Using the listing below, copy every line that mentions "text".

Records from a collection of figures
begin

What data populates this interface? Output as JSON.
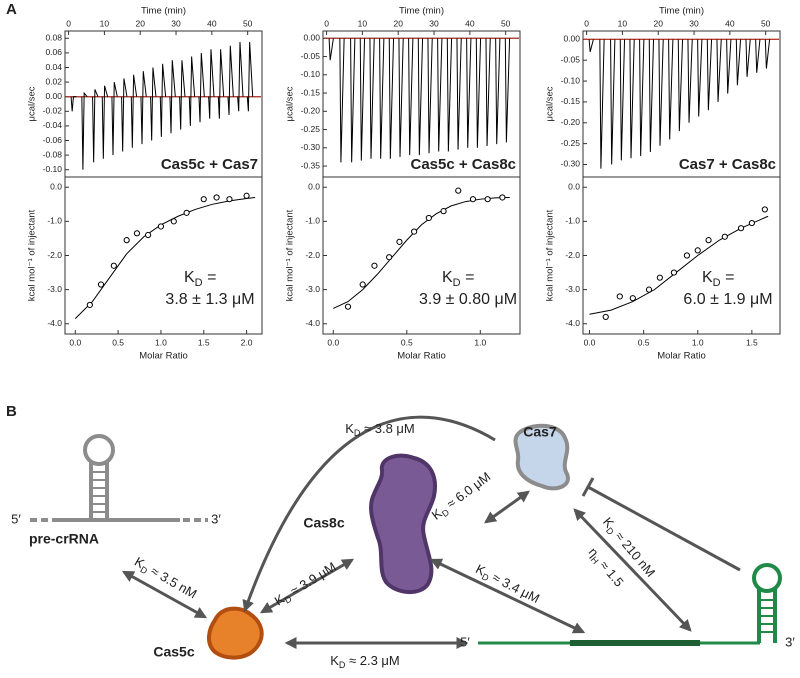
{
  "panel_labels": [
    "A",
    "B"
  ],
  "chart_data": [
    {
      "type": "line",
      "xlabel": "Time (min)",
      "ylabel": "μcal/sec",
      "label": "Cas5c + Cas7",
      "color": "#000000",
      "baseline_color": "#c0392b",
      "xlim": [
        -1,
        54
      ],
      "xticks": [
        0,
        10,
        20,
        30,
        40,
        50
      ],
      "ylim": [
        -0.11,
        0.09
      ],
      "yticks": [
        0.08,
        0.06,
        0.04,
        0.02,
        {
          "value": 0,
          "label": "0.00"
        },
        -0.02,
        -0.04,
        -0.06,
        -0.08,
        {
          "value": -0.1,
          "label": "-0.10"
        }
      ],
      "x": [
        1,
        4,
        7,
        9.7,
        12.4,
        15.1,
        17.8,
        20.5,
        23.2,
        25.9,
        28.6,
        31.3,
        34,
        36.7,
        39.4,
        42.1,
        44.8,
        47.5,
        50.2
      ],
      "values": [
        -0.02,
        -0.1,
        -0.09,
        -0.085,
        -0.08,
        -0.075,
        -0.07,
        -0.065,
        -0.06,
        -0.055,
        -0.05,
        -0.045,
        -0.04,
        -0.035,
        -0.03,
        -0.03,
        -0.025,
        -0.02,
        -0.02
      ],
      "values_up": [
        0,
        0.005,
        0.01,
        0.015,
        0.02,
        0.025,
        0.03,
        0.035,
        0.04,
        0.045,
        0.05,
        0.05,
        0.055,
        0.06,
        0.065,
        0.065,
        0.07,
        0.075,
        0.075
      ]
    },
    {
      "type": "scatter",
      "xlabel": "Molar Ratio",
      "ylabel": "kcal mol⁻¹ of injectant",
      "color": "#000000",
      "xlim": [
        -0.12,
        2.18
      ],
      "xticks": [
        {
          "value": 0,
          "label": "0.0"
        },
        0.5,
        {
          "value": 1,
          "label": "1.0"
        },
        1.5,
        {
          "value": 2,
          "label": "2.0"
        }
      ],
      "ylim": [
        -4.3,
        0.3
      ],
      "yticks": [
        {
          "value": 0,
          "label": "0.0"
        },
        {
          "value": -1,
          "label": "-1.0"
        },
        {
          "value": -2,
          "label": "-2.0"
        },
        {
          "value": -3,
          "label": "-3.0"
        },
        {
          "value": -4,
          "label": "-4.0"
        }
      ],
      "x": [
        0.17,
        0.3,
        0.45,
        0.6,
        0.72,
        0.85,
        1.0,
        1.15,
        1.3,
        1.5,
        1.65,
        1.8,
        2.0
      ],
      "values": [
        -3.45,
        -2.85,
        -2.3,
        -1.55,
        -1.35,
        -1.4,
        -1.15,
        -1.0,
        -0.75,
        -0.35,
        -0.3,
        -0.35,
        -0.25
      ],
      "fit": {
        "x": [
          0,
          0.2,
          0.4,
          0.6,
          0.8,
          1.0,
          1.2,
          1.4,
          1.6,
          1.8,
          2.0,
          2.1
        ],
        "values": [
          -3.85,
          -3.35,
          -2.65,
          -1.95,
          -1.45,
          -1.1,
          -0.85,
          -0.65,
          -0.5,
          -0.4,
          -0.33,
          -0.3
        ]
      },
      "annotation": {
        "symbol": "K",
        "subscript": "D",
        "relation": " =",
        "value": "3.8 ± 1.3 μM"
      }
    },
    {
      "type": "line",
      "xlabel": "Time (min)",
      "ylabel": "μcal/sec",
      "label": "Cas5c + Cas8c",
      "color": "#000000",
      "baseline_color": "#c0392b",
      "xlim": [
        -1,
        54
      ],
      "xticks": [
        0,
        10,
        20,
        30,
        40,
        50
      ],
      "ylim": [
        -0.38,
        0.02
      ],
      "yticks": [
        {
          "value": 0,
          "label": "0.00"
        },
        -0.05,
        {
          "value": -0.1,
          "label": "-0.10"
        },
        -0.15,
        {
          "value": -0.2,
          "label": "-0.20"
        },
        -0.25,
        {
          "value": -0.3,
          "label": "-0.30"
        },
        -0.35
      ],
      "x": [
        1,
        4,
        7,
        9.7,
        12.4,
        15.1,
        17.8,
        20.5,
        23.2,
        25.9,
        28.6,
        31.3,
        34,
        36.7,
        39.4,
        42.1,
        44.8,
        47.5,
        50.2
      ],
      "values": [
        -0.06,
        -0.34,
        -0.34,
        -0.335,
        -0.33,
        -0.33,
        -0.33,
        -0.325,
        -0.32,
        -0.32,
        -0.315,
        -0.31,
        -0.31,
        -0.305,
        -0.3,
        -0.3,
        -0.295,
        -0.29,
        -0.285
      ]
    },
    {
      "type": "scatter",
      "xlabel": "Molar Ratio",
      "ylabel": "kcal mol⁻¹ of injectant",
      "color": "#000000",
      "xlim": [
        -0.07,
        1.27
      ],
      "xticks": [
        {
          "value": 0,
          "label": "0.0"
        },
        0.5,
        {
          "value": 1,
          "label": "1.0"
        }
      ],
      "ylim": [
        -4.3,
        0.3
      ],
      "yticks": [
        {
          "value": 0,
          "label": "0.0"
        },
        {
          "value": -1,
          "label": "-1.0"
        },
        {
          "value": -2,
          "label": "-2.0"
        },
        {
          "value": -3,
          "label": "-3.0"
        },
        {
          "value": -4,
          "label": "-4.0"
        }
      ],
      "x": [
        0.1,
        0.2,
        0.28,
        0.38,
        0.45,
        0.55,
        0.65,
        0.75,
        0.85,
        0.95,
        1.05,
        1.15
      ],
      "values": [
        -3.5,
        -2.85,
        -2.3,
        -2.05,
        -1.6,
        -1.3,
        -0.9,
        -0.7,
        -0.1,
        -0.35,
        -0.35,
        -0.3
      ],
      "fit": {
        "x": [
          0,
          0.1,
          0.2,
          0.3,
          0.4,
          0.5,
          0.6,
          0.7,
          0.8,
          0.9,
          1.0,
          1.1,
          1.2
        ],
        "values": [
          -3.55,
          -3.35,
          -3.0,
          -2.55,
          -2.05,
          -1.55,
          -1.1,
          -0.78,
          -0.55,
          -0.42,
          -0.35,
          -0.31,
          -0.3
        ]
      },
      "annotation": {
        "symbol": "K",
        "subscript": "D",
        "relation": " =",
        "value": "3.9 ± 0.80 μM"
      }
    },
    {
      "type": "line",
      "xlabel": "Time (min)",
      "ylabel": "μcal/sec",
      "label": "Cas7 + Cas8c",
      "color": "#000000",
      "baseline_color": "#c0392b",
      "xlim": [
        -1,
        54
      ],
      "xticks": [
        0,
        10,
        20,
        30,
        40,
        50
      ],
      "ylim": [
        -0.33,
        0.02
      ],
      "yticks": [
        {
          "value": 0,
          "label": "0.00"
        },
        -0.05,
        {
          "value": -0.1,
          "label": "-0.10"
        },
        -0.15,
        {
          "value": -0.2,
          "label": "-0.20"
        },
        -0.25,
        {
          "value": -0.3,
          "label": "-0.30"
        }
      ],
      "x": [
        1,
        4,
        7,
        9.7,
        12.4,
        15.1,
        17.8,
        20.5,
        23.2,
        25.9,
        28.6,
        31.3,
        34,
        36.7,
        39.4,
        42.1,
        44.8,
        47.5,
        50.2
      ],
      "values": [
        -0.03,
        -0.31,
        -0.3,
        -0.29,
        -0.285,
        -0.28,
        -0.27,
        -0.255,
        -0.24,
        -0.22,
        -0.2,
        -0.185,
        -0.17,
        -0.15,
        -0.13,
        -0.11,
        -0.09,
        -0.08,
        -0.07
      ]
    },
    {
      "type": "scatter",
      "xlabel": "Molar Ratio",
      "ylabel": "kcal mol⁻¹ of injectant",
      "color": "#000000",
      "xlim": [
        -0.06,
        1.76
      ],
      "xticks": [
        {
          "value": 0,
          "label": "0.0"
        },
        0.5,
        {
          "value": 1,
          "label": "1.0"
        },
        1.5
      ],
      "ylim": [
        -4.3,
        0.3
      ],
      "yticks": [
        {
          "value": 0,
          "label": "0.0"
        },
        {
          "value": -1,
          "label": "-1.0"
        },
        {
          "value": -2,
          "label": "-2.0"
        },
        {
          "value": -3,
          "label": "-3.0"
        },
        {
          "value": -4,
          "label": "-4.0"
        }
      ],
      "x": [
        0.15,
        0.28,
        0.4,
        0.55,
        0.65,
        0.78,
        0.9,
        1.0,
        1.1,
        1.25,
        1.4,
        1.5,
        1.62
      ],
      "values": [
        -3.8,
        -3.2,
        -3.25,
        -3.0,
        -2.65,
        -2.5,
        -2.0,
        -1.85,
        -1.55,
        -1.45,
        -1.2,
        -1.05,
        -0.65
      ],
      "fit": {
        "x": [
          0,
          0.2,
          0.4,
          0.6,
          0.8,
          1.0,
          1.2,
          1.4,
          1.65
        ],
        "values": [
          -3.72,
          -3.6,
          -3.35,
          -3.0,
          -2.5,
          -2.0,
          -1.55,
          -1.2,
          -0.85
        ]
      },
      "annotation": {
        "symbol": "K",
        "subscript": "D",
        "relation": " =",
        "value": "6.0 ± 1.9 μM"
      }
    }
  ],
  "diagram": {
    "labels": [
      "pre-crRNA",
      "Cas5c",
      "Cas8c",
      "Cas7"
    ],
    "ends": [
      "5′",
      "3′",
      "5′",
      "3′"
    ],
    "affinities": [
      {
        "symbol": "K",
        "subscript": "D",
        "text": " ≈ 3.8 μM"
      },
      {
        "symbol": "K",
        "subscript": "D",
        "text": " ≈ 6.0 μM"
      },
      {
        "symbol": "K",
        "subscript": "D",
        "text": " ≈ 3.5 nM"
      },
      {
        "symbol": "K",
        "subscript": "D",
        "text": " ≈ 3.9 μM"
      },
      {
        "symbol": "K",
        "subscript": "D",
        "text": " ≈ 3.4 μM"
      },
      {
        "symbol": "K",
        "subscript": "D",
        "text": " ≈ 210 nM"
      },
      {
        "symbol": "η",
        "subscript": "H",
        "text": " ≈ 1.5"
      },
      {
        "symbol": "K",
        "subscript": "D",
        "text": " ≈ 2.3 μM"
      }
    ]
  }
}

end

• Result below:
        "text": " ≈ 3.8 μM"
        "text": " ≈ 6.0 μM"
        "text": " ≈ 3.5 nM"
        "text": " ≈ 3.9 μM"
        "text": " ≈ 3.4 μM"
        "text": " ≈ 210 nM"
        "text": " ≈ 1.5"
        "text": " ≈ 2.3 μM"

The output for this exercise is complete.